## Problem details
Copy out the entries below in full and exactly.

Dataset items:

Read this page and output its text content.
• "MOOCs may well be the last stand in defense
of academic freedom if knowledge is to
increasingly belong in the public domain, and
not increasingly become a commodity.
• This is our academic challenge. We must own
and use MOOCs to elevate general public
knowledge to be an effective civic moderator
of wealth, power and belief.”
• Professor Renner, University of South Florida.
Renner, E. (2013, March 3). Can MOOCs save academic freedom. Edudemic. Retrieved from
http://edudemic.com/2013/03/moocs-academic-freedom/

## Answer in full
Read this page and output its text content.
• "MOOCs may well be the last stand in defense
of academic freedom if knowledge is to
increasingly belong in the public domain, and
not increasingly become a commodity.
• This is our academic challenge. We must own
and use MOOCs to elevate general public
knowledge to be an effective civic moderator
of wealth, power and belief.”
• Professor Renner, University of South Florida.
Renner, E. (2013, March 3). Can MOOCs save academic freedom. Edudemic. Retrieved from
http://edudemic.com/2013/03/moocs-academic-freedom/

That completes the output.